### Task to complete
Show each line from the listing that includes the word "Best".
^^^^^^^^
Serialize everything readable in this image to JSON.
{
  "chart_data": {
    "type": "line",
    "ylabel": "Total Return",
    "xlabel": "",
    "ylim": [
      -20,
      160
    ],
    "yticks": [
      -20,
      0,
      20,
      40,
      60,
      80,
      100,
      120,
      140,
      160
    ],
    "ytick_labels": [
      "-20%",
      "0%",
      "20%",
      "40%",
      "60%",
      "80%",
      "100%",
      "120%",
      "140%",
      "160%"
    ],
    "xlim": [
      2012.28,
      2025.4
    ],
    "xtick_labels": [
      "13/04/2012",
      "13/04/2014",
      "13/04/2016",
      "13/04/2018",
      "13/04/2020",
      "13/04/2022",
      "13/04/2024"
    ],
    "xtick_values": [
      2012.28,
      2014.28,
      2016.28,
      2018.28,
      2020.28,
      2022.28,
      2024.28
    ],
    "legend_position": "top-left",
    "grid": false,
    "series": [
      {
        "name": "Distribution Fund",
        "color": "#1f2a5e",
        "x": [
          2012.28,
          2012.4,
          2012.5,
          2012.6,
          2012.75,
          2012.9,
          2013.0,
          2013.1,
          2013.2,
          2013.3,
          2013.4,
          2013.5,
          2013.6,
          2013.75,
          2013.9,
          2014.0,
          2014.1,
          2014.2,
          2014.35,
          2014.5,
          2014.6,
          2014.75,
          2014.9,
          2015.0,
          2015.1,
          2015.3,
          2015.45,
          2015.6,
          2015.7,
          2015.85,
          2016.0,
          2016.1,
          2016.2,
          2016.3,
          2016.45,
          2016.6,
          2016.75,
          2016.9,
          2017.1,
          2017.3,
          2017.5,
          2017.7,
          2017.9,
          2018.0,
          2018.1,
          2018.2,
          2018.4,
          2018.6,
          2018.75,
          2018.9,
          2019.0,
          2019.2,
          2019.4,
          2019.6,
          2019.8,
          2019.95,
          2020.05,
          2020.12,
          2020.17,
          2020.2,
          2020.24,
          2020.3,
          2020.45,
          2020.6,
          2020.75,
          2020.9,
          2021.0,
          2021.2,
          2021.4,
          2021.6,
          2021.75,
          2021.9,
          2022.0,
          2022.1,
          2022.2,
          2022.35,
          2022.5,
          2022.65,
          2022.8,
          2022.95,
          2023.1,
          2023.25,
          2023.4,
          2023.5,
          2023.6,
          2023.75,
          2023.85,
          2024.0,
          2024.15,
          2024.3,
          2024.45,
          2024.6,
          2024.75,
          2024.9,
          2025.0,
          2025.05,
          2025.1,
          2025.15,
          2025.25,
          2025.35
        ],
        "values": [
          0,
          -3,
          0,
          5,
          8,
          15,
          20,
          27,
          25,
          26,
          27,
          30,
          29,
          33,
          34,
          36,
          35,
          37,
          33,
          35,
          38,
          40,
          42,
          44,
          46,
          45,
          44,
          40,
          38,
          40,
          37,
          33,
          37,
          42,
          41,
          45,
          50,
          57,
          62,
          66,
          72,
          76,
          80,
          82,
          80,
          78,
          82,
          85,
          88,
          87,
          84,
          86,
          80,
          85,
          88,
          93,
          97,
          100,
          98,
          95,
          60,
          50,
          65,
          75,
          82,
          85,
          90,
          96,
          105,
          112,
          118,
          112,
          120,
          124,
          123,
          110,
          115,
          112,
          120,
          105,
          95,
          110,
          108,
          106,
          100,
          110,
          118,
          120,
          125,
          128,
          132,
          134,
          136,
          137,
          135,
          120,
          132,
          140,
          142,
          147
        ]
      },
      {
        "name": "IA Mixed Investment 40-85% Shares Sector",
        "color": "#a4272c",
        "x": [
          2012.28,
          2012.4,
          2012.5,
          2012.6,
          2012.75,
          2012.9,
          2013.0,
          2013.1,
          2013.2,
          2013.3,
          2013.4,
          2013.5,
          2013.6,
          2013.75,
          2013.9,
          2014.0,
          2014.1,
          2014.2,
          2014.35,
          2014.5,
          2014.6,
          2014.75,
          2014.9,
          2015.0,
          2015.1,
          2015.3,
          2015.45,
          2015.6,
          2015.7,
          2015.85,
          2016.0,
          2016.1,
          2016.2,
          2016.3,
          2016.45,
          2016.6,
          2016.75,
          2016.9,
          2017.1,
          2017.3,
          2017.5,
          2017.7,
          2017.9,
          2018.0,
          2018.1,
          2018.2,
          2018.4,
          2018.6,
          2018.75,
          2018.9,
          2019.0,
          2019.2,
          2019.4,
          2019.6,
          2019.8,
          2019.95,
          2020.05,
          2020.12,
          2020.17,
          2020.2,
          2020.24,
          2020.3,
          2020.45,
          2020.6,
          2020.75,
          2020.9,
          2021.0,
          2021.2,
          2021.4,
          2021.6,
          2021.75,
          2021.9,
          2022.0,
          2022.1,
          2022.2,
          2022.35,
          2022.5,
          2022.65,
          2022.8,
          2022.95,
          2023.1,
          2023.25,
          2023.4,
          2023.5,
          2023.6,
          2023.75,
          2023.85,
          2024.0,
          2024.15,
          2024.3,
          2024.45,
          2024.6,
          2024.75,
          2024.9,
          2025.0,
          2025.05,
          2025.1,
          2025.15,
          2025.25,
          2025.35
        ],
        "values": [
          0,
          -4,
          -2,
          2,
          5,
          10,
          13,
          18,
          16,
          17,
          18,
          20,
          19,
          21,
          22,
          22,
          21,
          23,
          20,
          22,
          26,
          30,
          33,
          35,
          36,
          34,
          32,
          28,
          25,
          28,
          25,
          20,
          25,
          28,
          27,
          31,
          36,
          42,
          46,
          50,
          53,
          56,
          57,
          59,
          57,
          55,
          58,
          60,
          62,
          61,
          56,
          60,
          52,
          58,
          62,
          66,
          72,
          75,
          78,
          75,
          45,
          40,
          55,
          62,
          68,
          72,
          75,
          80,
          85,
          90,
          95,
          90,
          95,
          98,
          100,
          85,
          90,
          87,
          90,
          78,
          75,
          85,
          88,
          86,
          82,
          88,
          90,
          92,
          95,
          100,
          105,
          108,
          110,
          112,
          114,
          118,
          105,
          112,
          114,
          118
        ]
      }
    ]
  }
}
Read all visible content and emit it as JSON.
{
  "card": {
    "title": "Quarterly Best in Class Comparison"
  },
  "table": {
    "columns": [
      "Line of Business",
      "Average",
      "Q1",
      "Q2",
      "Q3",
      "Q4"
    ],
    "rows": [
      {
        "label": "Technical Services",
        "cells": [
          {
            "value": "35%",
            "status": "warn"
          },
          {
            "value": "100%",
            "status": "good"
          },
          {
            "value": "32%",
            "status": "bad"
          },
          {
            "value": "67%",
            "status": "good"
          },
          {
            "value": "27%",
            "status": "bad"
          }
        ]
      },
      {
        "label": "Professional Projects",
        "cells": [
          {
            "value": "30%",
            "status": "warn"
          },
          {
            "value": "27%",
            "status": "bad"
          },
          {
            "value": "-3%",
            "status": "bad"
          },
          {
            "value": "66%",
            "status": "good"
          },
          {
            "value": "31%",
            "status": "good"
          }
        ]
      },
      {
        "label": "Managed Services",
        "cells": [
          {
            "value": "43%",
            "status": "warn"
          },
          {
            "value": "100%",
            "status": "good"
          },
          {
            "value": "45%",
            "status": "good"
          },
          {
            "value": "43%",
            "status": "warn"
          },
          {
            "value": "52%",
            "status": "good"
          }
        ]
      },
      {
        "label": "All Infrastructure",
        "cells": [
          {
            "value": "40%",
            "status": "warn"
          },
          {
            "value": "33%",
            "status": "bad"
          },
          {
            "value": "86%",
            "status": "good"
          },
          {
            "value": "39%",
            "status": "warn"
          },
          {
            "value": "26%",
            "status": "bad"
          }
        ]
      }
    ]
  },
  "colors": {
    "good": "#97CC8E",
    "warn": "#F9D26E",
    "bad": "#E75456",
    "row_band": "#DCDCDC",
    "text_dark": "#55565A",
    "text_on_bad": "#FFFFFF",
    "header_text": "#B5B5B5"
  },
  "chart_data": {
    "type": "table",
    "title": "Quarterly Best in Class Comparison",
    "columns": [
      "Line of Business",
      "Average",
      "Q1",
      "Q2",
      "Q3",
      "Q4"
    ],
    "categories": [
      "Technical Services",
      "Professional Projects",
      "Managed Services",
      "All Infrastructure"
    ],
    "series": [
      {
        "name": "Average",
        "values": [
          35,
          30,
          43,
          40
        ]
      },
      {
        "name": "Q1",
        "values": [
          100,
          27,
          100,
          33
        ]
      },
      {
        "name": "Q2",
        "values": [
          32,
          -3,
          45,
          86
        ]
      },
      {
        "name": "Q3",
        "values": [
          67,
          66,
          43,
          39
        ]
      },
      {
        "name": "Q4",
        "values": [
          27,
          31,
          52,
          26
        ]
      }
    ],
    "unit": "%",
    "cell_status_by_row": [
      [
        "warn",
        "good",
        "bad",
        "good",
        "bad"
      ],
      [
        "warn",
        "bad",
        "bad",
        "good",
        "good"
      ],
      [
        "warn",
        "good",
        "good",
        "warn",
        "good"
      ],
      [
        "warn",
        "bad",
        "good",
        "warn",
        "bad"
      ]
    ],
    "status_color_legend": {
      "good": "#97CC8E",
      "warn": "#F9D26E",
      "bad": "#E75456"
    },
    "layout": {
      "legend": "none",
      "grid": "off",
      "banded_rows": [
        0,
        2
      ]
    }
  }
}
^^^^^^^^
### Response
    "title": "Quarterly Best in Class Comparison"
    "title": "Quarterly Best in Class Comparison",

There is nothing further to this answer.